» Stated exercise: Find the word "Randuputih" in the listing; pull out each line holding it.

» Provided material:

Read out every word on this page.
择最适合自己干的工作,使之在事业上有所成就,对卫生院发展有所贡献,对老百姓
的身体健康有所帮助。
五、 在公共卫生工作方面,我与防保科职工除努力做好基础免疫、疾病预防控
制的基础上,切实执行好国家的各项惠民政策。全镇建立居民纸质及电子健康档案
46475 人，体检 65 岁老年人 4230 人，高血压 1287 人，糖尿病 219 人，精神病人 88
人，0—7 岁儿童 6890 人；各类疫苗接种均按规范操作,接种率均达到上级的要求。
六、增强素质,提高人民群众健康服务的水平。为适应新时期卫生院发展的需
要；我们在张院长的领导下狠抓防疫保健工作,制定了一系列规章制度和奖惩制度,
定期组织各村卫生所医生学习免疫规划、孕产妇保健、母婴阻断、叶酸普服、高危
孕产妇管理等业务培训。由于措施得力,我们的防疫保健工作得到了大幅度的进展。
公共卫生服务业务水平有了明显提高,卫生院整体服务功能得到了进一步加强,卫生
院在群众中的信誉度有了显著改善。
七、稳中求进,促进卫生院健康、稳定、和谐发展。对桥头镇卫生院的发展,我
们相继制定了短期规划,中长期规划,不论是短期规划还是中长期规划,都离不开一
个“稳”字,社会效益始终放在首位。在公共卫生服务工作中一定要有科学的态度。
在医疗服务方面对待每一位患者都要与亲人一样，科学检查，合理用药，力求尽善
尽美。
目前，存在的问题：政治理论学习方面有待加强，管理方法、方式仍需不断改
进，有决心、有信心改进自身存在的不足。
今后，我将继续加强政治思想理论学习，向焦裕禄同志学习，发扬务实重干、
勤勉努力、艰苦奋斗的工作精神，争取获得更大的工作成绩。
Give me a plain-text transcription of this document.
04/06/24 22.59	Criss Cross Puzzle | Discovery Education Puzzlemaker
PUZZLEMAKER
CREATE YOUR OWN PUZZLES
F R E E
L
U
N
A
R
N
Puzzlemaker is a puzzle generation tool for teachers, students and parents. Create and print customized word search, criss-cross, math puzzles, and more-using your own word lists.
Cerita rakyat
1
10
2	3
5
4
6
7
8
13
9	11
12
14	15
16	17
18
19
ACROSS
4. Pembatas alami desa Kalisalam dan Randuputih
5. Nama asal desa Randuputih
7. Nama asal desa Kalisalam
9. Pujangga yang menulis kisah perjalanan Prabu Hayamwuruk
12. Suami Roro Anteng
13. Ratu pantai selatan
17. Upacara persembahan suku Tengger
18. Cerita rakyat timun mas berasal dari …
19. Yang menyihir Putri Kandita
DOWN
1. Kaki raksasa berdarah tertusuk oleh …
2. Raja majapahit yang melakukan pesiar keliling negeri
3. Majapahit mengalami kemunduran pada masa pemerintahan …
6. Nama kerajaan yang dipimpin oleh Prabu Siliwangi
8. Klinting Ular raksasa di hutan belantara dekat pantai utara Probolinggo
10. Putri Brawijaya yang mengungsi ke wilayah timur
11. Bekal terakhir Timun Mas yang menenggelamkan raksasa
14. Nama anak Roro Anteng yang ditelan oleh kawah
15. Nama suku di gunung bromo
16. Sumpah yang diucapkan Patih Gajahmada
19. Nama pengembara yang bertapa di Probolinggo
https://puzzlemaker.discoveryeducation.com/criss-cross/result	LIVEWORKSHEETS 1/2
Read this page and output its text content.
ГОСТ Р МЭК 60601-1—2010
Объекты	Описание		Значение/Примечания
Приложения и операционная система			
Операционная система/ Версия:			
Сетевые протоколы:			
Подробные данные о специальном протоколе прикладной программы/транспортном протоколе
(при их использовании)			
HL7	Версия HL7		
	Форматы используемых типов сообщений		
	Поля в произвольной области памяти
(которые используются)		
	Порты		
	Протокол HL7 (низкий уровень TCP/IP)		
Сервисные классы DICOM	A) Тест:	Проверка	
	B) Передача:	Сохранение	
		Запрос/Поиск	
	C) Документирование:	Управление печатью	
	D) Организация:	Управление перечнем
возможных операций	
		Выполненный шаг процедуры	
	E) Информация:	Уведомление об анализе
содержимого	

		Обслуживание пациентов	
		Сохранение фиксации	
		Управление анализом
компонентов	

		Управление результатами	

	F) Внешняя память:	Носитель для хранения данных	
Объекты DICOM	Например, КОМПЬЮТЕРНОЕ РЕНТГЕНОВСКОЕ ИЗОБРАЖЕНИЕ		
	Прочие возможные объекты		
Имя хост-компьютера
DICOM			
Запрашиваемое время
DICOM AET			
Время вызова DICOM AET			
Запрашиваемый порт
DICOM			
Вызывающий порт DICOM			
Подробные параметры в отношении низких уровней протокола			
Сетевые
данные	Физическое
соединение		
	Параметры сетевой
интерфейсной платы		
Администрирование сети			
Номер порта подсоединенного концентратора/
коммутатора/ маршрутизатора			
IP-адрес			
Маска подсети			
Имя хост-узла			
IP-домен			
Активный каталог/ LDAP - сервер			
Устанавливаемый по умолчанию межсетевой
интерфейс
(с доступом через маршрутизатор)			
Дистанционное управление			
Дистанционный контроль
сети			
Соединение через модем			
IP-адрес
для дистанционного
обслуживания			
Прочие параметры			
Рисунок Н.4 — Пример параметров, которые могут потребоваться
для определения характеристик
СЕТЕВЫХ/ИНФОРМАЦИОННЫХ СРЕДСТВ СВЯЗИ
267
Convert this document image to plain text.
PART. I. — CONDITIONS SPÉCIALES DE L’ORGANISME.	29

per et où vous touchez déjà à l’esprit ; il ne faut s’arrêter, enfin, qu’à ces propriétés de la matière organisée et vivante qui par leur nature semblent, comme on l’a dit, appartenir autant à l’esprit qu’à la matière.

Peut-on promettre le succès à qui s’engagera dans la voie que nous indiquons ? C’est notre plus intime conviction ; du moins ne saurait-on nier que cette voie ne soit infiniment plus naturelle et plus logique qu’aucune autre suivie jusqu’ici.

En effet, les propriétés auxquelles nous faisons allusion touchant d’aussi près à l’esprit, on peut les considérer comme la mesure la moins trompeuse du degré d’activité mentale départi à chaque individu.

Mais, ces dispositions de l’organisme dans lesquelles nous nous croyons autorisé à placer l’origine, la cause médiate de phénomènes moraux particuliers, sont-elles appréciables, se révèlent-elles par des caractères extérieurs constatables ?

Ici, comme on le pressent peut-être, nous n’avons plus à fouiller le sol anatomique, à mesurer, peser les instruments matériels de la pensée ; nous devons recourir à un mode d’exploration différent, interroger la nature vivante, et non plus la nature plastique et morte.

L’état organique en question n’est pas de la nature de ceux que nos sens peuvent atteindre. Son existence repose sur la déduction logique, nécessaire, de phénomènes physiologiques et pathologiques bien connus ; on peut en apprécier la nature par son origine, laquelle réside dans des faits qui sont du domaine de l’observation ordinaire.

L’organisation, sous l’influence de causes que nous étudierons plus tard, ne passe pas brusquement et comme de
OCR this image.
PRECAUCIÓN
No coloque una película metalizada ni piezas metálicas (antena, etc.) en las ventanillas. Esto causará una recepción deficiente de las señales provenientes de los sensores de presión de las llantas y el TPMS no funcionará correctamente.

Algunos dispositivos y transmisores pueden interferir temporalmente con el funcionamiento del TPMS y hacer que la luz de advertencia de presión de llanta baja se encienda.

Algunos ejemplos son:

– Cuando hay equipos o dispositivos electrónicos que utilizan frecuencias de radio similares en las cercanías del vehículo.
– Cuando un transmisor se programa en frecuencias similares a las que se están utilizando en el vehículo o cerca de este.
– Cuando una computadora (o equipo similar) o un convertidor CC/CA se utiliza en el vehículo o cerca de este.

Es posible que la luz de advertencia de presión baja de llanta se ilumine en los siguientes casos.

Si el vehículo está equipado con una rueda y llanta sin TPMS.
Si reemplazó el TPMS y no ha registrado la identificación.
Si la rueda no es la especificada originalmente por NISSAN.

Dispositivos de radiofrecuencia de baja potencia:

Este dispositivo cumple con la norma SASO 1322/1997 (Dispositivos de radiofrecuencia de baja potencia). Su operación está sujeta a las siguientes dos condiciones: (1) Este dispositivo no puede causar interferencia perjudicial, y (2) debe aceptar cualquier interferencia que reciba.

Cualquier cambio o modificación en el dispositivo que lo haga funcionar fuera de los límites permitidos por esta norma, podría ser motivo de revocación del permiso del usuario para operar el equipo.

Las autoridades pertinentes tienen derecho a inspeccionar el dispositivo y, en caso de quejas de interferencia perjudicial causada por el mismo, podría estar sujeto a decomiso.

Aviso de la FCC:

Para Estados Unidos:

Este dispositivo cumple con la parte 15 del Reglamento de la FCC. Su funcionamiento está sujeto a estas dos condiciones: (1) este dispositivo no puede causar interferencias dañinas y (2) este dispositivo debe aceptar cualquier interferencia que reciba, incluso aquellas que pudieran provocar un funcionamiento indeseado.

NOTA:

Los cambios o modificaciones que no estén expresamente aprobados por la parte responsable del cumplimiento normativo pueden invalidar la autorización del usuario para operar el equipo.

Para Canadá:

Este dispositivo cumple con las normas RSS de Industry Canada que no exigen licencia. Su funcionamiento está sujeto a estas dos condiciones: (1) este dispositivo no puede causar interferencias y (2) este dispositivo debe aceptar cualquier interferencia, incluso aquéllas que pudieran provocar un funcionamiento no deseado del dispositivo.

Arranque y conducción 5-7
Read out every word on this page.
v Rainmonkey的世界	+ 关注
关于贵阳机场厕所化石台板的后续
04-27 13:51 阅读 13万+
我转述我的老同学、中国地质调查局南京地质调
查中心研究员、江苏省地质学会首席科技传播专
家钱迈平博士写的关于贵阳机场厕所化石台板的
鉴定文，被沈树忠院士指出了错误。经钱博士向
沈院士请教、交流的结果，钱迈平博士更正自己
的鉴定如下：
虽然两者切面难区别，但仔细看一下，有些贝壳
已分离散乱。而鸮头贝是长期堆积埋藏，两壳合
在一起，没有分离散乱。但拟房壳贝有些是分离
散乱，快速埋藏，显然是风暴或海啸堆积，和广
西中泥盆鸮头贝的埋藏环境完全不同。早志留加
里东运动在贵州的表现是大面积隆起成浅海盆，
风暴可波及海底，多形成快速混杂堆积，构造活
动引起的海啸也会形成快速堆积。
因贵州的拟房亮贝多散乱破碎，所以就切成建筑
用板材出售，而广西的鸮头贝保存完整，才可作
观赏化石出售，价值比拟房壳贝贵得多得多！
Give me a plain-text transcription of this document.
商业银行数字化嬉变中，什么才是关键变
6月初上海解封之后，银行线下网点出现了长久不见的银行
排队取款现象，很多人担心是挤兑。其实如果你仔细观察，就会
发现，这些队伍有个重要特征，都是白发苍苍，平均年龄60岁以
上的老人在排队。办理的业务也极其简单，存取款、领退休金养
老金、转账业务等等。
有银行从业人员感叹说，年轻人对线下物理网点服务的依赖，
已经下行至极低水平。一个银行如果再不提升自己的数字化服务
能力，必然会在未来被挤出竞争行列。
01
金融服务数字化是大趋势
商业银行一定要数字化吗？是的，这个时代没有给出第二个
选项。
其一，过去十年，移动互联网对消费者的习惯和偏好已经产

» The solution:
4. Pembatas alami desa Kalisalam dan Randuputih
5. Nama asal desa Randuputih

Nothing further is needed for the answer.